WRITTEN INSTRUCTION: Gather every line of the data below that contains the string "layer" and reproduce each one.

RECORD SET:
━━━━━━━━━━

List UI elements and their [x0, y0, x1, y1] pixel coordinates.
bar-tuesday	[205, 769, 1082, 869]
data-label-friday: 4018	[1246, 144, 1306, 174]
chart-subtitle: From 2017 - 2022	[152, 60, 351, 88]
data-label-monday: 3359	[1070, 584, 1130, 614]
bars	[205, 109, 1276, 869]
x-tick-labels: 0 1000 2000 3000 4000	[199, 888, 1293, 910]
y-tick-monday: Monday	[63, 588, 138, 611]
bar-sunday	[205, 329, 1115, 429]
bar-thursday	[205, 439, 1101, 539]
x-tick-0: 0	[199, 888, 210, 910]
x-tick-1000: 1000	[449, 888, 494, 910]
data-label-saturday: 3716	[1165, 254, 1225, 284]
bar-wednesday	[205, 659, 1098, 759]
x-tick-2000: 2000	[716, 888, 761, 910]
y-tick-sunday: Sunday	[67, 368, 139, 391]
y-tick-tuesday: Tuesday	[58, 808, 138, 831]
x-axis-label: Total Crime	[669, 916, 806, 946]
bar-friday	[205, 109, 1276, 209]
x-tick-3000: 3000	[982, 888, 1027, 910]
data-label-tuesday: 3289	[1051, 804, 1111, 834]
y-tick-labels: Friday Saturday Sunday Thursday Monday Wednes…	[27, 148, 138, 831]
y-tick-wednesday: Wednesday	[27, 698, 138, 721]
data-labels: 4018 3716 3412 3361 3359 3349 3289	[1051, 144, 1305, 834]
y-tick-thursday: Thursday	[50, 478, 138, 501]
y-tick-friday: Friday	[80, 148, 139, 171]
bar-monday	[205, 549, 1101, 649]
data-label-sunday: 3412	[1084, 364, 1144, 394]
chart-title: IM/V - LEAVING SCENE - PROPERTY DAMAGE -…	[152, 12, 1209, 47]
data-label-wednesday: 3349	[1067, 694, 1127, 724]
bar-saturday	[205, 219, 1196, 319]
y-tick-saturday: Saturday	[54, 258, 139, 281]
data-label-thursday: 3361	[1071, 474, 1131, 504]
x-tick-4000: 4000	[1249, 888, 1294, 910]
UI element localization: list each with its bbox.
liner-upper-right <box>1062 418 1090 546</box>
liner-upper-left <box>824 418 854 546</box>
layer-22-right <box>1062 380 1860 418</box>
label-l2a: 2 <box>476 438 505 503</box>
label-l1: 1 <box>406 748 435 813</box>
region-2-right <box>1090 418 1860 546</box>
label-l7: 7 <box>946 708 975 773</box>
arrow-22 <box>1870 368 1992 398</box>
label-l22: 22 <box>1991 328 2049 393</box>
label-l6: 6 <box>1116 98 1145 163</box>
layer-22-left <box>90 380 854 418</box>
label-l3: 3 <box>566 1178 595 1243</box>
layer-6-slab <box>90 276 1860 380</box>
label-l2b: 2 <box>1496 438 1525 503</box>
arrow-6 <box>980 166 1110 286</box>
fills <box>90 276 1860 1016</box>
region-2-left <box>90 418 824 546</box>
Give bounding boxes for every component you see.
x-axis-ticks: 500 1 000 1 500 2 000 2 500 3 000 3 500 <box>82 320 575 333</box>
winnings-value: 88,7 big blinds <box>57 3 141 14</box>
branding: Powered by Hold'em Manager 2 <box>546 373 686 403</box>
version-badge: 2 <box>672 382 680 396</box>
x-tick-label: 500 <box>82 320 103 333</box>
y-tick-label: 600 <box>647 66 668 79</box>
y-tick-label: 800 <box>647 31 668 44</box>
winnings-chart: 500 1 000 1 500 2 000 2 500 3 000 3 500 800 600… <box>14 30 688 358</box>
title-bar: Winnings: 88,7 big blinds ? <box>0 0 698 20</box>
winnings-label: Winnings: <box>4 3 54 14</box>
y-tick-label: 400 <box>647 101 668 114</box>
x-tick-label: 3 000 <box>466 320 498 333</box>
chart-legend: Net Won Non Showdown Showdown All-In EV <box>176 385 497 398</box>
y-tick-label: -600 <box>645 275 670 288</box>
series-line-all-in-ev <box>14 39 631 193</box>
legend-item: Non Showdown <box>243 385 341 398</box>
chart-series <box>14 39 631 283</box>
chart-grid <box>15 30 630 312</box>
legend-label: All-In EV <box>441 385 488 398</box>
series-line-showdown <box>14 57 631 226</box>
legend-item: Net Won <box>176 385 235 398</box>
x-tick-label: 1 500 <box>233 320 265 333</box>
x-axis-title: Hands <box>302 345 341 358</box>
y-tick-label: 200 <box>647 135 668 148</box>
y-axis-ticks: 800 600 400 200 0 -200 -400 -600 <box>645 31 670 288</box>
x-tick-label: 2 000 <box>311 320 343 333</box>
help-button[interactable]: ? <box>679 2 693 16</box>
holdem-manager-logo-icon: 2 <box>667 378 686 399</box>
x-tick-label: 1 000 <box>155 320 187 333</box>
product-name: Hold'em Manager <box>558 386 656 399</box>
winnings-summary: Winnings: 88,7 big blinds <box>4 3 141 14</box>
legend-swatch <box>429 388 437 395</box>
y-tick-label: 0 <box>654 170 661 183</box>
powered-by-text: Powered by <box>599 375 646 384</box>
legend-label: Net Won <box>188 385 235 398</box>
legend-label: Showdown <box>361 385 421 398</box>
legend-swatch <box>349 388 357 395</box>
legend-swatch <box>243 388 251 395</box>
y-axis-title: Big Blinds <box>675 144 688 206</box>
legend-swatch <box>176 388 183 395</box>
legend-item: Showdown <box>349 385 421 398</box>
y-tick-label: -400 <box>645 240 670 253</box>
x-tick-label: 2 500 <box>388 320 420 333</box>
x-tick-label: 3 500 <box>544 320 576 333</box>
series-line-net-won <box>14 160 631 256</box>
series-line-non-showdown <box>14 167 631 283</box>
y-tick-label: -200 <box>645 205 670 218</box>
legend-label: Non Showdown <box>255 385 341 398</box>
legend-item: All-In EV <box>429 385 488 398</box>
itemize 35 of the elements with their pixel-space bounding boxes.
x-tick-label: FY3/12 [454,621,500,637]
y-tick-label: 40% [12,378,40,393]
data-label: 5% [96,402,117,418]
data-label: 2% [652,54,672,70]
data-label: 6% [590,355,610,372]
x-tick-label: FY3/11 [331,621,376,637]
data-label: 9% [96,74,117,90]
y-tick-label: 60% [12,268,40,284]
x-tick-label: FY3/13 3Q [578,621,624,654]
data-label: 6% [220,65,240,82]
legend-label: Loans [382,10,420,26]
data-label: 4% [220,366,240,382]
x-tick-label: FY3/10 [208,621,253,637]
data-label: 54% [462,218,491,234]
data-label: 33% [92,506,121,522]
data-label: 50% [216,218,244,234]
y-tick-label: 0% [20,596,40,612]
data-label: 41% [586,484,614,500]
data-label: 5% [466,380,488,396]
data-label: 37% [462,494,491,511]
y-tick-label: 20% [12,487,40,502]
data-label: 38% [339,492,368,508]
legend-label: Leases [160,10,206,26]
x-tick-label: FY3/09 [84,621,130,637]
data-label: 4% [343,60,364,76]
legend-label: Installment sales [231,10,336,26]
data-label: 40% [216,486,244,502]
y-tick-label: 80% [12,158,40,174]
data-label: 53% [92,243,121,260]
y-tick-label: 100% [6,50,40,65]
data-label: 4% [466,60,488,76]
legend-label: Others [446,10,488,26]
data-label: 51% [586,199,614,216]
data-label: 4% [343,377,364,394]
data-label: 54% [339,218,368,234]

━━━━━━━━━━

ANSWER TO THIS EXERCISE:
layer-22-right <box>1062 380 1860 418</box>
layer-22-left <box>90 380 854 418</box>
layer-6-slab <box>90 276 1860 380</box>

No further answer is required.